REQUIREMENT: Quote the entries word for word. Omit the pictures.

DATASET RECORDS:
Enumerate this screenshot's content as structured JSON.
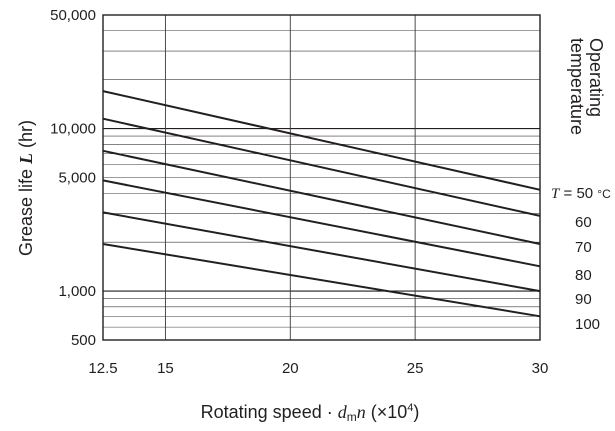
{
  "chart_data": {
    "type": "line",
    "ylabel": {
      "prefix": "Grease life ",
      "symbol": "L",
      "unit": " (hr)"
    },
    "xlabel": {
      "prefix": "Rotating speed · ",
      "symbol": "d",
      "subscript": "m",
      "symbol2": "n",
      "unit_open": " (×10",
      "unit_exp": "4",
      "unit_close": ")"
    },
    "series_group_title": [
      "Operating",
      "temperature"
    ],
    "x_ticks": [
      "12.5",
      "15",
      "20",
      "25",
      "30"
    ],
    "x_tick_values": [
      12.5,
      15,
      20,
      25,
      30
    ],
    "y_ticks": [
      "50,000",
      "10,000",
      "5,000",
      "1,000",
      "500"
    ],
    "y_tick_values": [
      50000,
      10000,
      5000,
      1000,
      500
    ],
    "xlim": [
      12.5,
      30
    ],
    "ylim": [
      500,
      50000
    ],
    "yscale": "log",
    "grid": true,
    "temperature_prefix": "T",
    "temperature_unit": "°C",
    "series": [
      {
        "name": "50",
        "x": [
          12.5,
          30
        ],
        "y": [
          17000,
          4200
        ]
      },
      {
        "name": "60",
        "x": [
          12.5,
          30
        ],
        "y": [
          11500,
          2900
        ]
      },
      {
        "name": "70",
        "x": [
          12.5,
          30
        ],
        "y": [
          7300,
          1950
        ]
      },
      {
        "name": "80",
        "x": [
          12.5,
          30
        ],
        "y": [
          4800,
          1420
        ]
      },
      {
        "name": "90",
        "x": [
          12.5,
          30
        ],
        "y": [
          3050,
          1000
        ]
      },
      {
        "name": "100",
        "x": [
          12.5,
          30
        ],
        "y": [
          1950,
          700
        ]
      }
    ],
    "colors": {
      "ink": "#231f20",
      "grid": "#3a3a3a",
      "background": "#ffffff"
    }
  }
}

SOLUTION FOR THIS EXERCISE:
Enumerate this screenshot's content as structured JSON.
{
  "chart_data": {
    "type": "line",
    "ylabel": {
      "prefix": "Grease life ",
      "symbol": "L",
      "unit": " (hr)"
    },
    "xlabel": {
      "prefix": "Rotating speed · ",
      "symbol": "d",
      "subscript": "m",
      "symbol2": "n",
      "unit_open": " (×10",
      "unit_exp": "4",
      "unit_close": ")"
    },
    "series_group_title": [
      "Operating",
      "temperature"
    ],
    "x_ticks": [
      "12.5",
      "15",
      "20",
      "25",
      "30"
    ],
    "x_tick_values": [
      12.5,
      15,
      20,
      25,
      30
    ],
    "y_ticks": [
      "50,000",
      "10,000",
      "5,000",
      "1,000",
      "500"
    ],
    "y_tick_values": [
      50000,
      10000,
      5000,
      1000,
      500
    ],
    "xlim": [
      12.5,
      30
    ],
    "ylim": [
      500,
      50000
    ],
    "yscale": "log",
    "grid": true,
    "temperature_prefix": "T",
    "temperature_unit": "°C",
    "series": [
      {
        "name": "50",
        "x": [
          12.5,
          30
        ],
        "y": [
          17000,
          4200
        ]
      },
      {
        "name": "60",
        "x": [
          12.5,
          30
        ],
        "y": [
          11500,
          2900
        ]
      },
      {
        "name": "70",
        "x": [
          12.5,
          30
        ],
        "y": [
          7300,
          1950
        ]
      },
      {
        "name": "80",
        "x": [
          12.5,
          30
        ],
        "y": [
          4800,
          1420
        ]
      },
      {
        "name": "90",
        "x": [
          12.5,
          30
        ],
        "y": [
          3050,
          1000
        ]
      },
      {
        "name": "100",
        "x": [
          12.5,
          30
        ],
        "y": [
          1950,
          700
        ]
      }
    ],
    "colors": {
      "ink": "#231f20",
      "grid": "#3a3a3a",
      "background": "#ffffff"
    }
  }
}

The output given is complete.